**Fragmento seleccionado**
<<<<

Una novela del nuevo Príncipe de Asturias de las Letras
La Historia vista por un niño
La reciente concesión del Premio Príncipe de Asturias de las Letras ha vuelto a situar la obra de Kadare en primer plano de la actualidad. En próximas fechas asistiremos, con toda seguridad, a la reedición masiva de sus creaciones, como siempre sucede en estos casos. Pero la verdad es que un intelectual de peso, como es el albanés, nunca debería caer en el olvido.
Ismail Kadare (Argirocastro, Albania, 1936) –o Kadaré, como suele escribirse adaptándolo a la fonética francesa- vivió de niño la Segunda Guerra Mundial, durante la que su ciudad fue ocupada sucesivamente por italianos, griegos, fuerzas albanesas, nazis y, finalmente, por los partisanos comunistas. Esta dura experiencia marcaría su vida y sus obras. Tras estudiar en Moscú, regresó a Albania para ejercer el periodismo y la política.

Ismail Kadare, en 2002
Tras manifestar que ‘las dictaduras y la literatura son incompatibles…un escritor es el enemigo natural de una dictadura’, se exilió a Francia, donde permaneció hasta 1999. Hoy es el intelectual más importante de Albania y su obra ha sido traducida a más de cuarenta idiomas.
En sus obras, lo autobiográfico ocupa un papel esencial, junto a la denuncia política. Así se aprecia en ‘Abril quebrado’, que trata el tema de las venganzas basadas en el ‘Kanun’, un antiguo código de honor albanés; en ‘El monstruo’; en ‘Los tambores de la lluvia’; y, sobre todo, en ‘El Palacio de los Sueños’, parábola kafkiana sobre un ministerio encargado de estudiar y clasificar los sueños en función de su peligrosidad, y que es, en realidad, una denuncia del régimen burocrático y dictatorial de Albania. Últimamente, también ha tratado el drama recién vivido en los Balcanes por los kosovares con ‘Tres cantos fúnebres por Kosovo’ (1999).

>>>>

**Tareas del ejercicio**
1: Responda brevemente a estas preguntas sobre el texto acerca de Ismail Kadare:
(a) ¿En qué ciudad estudió Kadare antes de volver a Albania?
(b) ¿Hasta qué año permaneció en Francia?
(c) ¿A cuántos idiomas se ha traducido su obra?
2: Indique si cada afirmación concuerda con el texto acerca de Ismail Kadare y cite las palabras del texto que lo deciden:
(a) Kadare nació en Argirocastro.
(b) ‘Abril quebrado’ trata de un ministerio que clasifica los sueños.
(c) Los últimos en ocupar la ciudad de Kadare durante la guerra fueron los partisanos comunistas.

**Los datos**
<<<<

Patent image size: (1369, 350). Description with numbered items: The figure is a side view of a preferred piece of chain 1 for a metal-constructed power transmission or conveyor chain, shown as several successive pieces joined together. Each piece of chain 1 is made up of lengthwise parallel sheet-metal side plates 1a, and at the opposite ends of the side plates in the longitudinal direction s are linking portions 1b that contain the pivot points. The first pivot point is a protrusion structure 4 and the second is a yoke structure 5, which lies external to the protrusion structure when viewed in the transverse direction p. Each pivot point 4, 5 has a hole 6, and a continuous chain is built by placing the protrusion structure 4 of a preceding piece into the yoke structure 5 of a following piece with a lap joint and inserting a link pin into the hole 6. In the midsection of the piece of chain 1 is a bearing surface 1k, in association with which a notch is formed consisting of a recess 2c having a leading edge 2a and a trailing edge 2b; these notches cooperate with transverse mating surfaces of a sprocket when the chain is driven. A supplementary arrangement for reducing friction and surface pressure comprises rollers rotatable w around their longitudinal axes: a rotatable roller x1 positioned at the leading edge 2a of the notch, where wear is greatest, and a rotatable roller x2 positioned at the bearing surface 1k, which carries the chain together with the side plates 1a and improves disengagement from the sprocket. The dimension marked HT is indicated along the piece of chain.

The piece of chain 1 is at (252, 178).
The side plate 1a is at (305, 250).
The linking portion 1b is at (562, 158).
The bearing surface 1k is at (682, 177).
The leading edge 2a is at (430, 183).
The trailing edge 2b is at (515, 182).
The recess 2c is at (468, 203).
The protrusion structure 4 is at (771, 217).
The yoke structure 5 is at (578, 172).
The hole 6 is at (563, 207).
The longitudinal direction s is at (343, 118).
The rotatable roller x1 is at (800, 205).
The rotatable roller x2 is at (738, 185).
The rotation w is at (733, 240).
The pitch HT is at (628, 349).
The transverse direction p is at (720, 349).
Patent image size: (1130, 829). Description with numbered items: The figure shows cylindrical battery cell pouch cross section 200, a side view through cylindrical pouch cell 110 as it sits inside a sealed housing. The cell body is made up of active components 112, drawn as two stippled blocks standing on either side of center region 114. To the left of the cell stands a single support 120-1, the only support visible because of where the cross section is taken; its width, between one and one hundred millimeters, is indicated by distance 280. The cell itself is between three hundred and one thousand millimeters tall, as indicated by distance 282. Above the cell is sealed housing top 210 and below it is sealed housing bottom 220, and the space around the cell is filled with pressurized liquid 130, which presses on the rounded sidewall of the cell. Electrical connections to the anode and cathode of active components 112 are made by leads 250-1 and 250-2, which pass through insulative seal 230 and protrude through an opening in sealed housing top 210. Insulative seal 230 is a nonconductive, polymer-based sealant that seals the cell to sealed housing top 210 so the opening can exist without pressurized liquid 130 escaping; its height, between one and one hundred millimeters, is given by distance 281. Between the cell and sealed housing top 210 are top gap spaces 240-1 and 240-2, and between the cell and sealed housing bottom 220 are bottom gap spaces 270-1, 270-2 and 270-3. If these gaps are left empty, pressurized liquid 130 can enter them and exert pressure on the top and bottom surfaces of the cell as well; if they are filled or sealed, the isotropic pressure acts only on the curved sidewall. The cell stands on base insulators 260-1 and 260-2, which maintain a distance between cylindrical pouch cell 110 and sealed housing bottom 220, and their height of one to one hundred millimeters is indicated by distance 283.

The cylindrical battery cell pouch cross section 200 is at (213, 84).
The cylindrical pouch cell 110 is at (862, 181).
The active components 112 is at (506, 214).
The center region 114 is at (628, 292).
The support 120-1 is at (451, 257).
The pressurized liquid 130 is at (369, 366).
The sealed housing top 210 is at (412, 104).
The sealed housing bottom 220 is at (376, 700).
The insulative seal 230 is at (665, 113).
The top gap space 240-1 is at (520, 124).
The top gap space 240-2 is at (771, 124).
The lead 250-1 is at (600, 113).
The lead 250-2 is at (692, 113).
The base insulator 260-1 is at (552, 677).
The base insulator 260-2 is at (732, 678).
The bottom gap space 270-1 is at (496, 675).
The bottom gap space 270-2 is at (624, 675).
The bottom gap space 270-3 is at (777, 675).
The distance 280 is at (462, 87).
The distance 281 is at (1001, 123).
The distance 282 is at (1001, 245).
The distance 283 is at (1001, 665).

>>>>

**Conjunto de respuestas**
1:
(a) En Moscú.
(b) Hasta 1999.
(c) A más de cuarenta idiomas.

2:
(a) Sí: "Ismail Kadare (Argirocastro, Albania, 1936)".
(b) No: "‘Abril quebrado’, que trata el tema de las venganzas basadas en el ‘Kanun’".
(c) Sí: "finalmente, por los partisanos comunistas".